— Exercise task —
Report back each line of the records that contains the string "values".

— Material for this task —
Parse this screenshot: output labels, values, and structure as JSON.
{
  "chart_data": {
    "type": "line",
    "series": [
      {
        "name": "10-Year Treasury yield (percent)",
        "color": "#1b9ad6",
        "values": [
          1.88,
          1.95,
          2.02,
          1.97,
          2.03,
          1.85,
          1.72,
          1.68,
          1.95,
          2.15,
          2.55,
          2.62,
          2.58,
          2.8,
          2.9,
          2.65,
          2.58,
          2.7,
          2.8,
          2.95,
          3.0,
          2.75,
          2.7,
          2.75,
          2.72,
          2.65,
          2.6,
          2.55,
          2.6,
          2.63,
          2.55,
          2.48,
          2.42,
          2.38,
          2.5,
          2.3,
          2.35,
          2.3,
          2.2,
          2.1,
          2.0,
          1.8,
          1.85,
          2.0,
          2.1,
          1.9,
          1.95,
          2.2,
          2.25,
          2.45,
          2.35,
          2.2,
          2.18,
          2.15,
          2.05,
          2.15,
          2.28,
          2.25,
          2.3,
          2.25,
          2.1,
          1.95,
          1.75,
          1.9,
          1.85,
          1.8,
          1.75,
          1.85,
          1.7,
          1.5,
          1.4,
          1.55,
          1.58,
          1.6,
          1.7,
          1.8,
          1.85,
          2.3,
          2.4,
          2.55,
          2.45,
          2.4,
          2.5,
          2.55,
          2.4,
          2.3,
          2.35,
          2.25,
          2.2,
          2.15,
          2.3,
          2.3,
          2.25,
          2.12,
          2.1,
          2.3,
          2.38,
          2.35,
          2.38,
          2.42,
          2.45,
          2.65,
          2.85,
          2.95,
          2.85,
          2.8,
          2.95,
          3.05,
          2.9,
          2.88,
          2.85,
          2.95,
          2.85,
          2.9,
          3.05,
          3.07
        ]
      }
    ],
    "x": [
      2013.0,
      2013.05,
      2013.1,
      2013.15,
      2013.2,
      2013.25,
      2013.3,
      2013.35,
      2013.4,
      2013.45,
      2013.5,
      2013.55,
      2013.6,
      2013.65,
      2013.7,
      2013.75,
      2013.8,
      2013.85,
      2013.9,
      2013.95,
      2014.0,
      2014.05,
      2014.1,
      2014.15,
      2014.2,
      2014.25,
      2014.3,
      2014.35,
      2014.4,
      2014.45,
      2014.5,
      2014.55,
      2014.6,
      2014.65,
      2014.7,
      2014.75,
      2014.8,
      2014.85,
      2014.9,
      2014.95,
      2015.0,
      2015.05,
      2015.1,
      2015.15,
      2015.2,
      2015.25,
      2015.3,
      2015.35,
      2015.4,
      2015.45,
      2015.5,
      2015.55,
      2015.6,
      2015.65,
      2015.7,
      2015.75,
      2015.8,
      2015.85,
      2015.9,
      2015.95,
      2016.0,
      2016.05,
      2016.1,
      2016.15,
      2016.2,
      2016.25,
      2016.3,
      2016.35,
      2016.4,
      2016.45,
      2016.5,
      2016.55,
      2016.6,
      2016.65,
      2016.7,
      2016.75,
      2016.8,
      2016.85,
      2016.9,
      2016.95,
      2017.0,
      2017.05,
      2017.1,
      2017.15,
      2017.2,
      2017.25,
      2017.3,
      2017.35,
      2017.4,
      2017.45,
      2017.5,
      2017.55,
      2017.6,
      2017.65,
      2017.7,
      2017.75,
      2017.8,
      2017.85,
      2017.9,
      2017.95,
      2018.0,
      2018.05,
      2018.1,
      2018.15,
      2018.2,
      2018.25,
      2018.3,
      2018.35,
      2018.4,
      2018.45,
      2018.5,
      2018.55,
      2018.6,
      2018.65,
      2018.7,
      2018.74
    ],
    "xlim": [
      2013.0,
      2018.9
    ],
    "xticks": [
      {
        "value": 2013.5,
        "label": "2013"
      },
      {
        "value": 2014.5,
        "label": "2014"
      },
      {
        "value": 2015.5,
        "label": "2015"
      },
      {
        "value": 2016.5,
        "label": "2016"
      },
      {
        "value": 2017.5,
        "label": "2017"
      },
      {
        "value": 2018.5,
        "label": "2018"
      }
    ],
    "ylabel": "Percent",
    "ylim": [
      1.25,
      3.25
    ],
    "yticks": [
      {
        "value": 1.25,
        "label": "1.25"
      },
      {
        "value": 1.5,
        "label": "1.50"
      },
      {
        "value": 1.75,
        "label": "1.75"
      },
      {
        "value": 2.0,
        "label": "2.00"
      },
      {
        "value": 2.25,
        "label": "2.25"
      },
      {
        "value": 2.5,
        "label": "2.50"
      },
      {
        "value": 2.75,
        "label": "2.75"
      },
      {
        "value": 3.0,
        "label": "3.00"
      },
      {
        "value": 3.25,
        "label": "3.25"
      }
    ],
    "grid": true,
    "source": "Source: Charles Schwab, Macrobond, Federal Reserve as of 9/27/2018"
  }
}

— Solution for this exercise —
Parse this screenshot: output labels, values, and structure as JSON.
        "values": [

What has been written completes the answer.